(Stored items from a collection)
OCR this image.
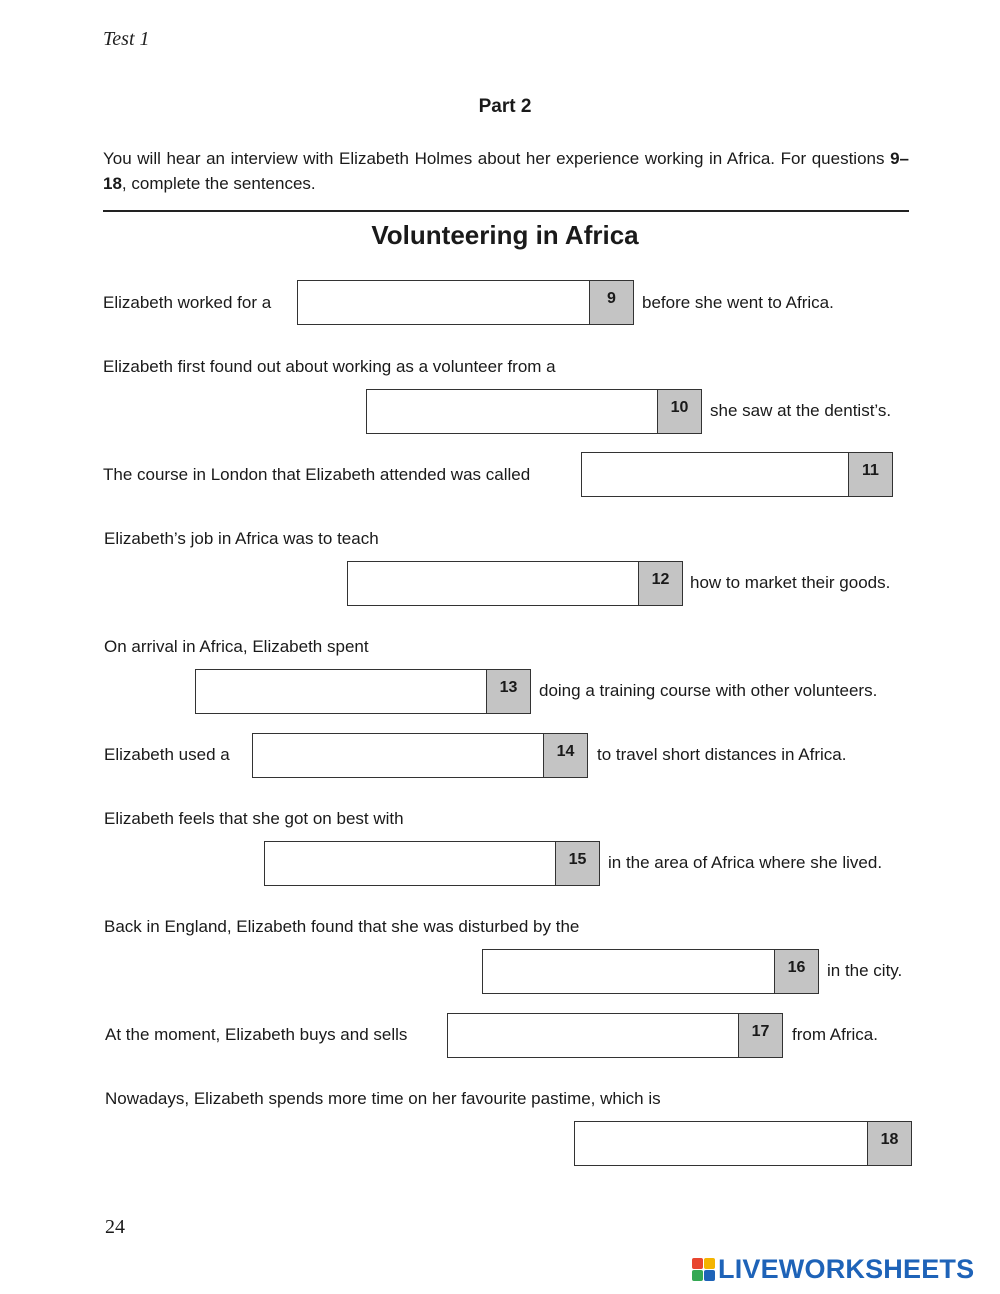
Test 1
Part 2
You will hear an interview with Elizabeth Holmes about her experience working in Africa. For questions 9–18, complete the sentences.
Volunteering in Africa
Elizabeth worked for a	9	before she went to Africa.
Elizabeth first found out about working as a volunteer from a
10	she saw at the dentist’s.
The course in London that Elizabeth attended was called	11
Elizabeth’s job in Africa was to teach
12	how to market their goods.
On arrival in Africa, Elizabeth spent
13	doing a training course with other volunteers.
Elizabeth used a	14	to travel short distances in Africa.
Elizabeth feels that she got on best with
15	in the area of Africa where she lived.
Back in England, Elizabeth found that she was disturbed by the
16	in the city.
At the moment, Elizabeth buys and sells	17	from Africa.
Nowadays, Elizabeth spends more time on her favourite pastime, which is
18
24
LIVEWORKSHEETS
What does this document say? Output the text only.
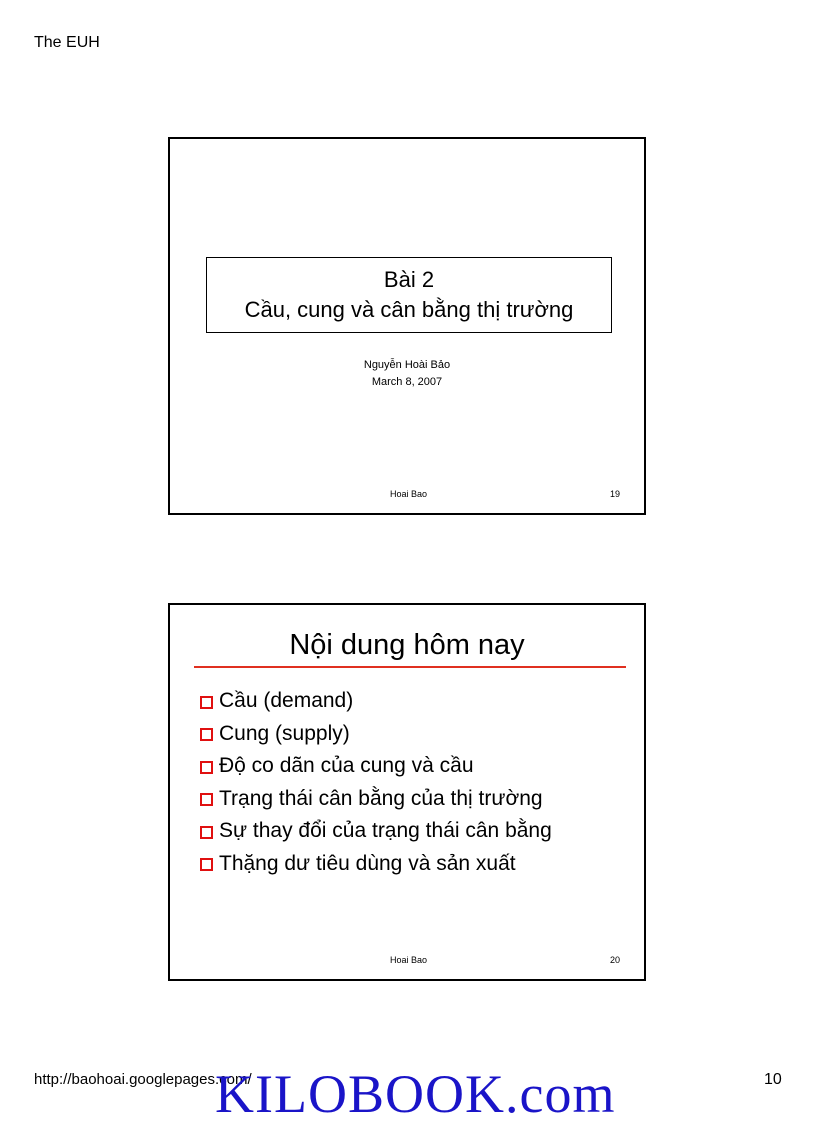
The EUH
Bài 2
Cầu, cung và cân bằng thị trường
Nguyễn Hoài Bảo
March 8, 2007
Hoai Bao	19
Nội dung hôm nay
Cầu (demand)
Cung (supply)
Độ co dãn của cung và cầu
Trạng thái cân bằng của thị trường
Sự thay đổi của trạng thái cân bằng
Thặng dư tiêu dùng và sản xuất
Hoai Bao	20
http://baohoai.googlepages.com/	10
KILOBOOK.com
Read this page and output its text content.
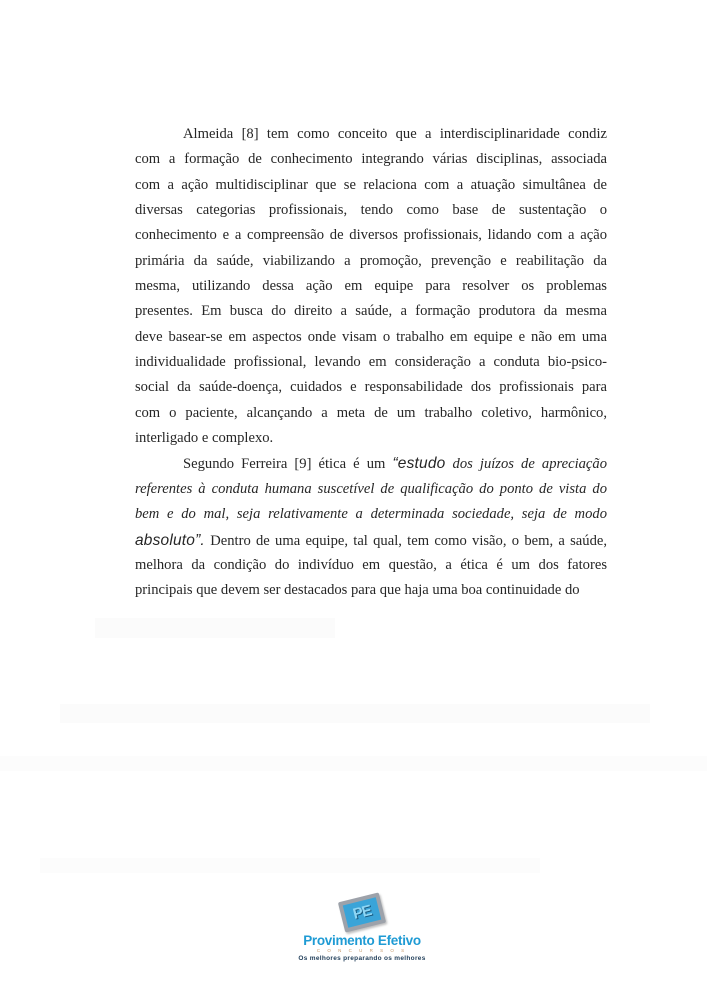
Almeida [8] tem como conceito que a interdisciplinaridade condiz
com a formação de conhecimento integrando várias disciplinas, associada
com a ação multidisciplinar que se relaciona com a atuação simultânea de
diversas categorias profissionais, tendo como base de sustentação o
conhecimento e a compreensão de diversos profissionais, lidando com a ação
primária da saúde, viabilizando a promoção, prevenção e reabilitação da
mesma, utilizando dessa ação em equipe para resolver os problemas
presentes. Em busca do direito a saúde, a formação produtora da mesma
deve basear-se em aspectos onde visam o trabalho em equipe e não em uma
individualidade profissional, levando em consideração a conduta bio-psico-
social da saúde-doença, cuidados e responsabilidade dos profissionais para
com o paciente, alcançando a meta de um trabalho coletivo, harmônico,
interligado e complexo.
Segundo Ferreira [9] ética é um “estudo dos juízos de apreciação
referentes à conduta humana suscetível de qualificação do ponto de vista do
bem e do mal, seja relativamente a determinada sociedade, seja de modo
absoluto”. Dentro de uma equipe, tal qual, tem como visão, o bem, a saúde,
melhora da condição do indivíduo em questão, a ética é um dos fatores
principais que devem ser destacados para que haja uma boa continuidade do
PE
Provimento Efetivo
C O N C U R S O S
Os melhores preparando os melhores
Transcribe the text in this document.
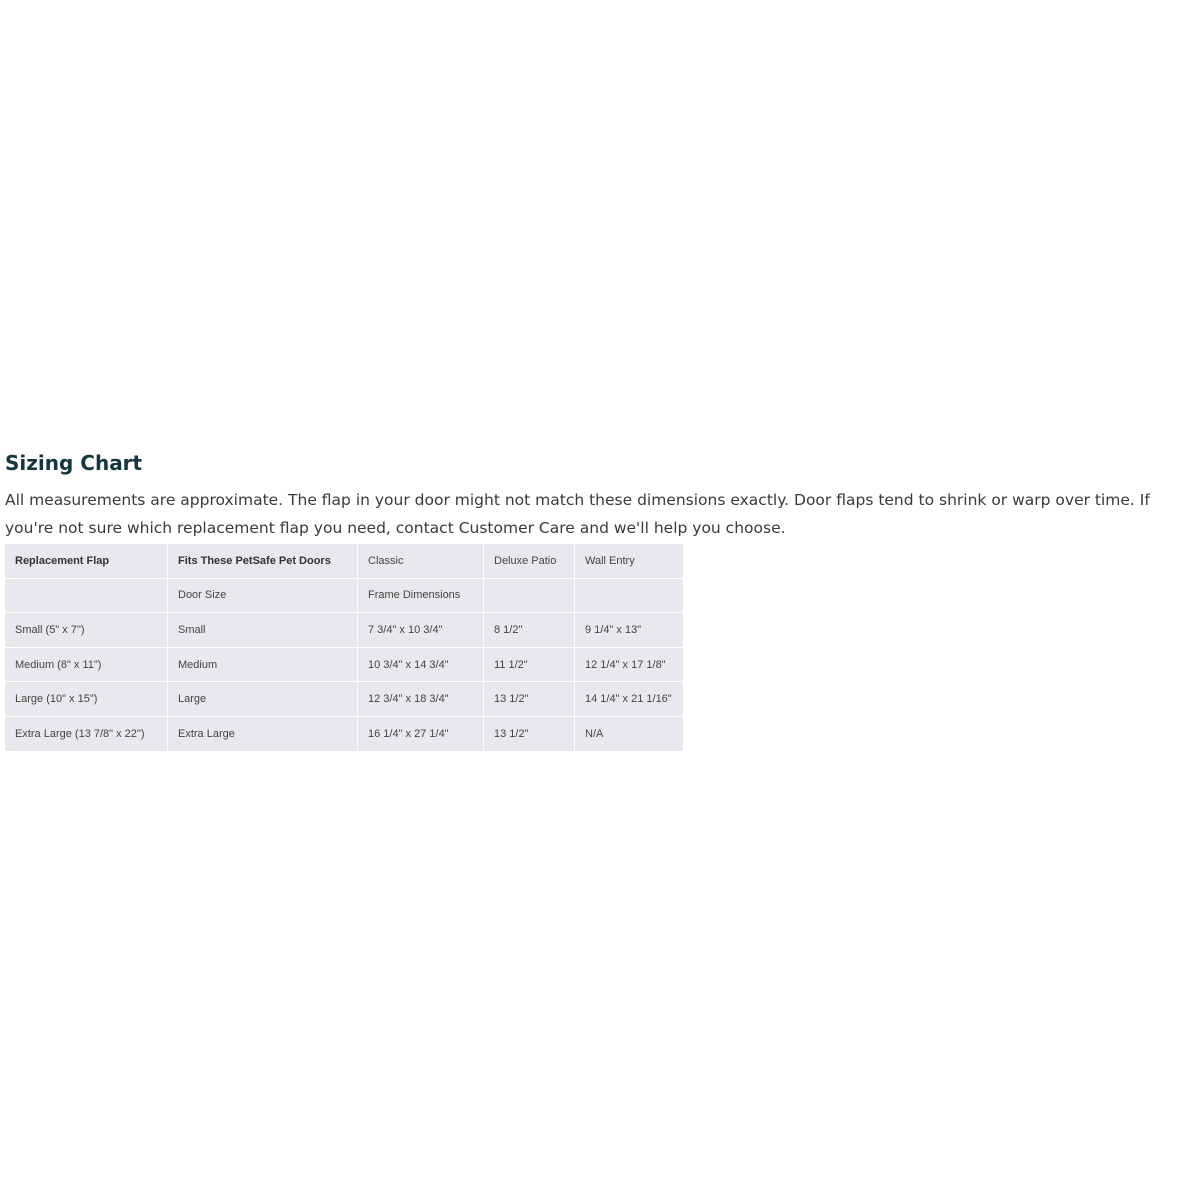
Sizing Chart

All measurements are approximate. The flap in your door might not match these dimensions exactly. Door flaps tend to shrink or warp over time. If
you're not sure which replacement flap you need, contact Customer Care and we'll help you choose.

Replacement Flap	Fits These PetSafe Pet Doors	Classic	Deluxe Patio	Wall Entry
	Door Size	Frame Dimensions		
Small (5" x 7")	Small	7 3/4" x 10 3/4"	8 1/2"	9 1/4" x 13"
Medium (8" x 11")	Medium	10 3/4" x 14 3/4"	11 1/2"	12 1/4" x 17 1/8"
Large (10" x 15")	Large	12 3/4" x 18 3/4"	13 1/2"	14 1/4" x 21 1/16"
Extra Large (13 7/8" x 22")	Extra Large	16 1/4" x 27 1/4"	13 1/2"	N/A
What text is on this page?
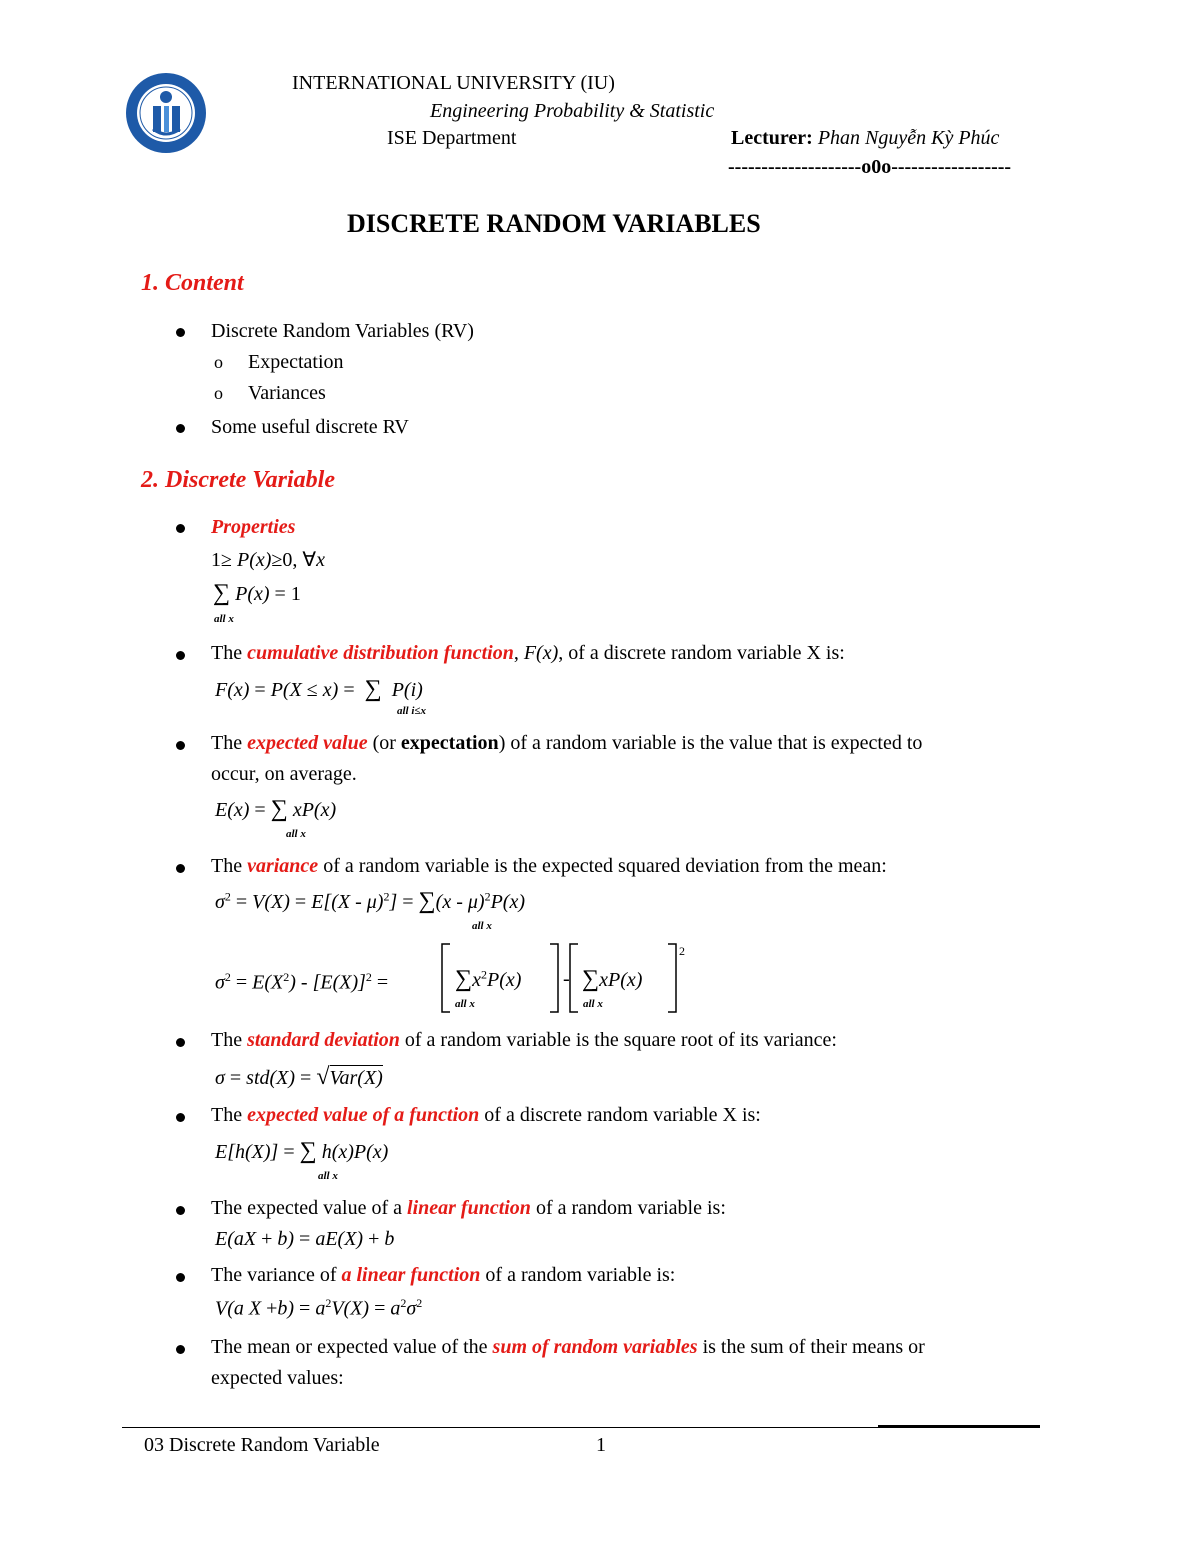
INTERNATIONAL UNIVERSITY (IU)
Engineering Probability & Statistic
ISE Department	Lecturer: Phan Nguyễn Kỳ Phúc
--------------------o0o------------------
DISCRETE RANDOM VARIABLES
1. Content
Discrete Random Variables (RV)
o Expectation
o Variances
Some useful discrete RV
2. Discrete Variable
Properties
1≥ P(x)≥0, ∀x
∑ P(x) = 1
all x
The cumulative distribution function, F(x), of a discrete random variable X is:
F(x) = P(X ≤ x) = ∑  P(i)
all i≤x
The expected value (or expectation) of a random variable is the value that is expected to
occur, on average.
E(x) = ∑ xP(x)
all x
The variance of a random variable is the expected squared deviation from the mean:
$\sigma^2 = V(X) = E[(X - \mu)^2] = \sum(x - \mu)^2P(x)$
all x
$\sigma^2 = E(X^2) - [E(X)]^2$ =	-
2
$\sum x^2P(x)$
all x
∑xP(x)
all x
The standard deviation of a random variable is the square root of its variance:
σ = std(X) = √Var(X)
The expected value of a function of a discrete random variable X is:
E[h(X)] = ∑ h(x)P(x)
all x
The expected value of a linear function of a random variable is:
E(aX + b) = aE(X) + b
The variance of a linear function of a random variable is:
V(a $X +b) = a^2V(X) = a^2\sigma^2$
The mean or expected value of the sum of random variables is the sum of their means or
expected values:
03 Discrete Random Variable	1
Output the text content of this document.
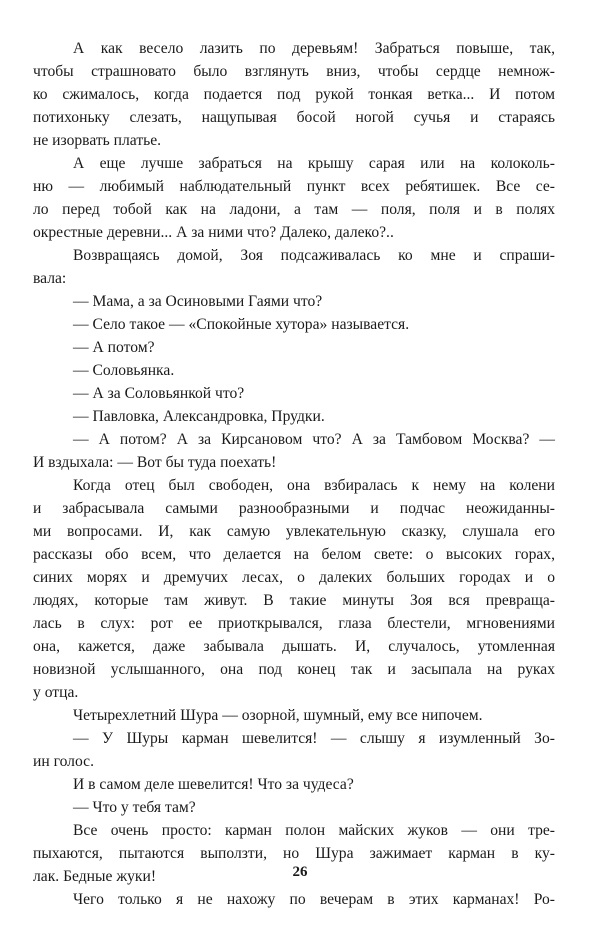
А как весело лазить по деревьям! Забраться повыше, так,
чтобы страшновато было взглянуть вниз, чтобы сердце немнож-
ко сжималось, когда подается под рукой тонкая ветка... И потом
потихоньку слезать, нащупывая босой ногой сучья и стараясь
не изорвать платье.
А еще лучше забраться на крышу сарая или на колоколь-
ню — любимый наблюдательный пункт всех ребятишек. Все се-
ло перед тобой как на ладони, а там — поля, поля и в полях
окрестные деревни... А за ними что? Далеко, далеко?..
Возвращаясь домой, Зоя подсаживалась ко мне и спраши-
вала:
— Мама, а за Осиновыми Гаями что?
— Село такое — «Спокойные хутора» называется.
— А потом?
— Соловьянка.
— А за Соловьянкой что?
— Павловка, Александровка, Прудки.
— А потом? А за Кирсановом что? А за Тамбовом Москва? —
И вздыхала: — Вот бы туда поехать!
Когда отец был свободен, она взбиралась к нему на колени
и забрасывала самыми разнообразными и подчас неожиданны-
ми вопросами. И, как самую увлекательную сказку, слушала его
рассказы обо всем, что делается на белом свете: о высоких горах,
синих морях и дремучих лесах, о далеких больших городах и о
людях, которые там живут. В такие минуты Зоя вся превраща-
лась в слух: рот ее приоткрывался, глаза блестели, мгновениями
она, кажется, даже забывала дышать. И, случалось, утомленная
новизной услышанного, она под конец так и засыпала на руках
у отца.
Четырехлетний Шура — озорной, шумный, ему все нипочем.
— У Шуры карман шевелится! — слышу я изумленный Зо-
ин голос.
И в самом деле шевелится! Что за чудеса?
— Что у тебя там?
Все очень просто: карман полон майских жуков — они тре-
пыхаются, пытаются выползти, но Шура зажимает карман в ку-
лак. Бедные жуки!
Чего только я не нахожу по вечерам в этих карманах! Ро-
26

- [WHAT NEEDS TO BE DONE]: Look over the material above and show each line where "Africa" appears.

- [THE RESULT]:
You will hear an interview with Elizabeth Holmes about her experience working in Africa. For questions 9–18, complete the sentences.
Volunteering in Africa
Elizabeth worked for a	9	before she went to Africa.
Elizabeth’s job in Africa was to teach
On arrival in Africa, Elizabeth spent
Elizabeth used a	14	to travel short distances in Africa.
15	in the area of Africa where she lived.
At the moment, Elizabeth buys and sells	17	from Africa.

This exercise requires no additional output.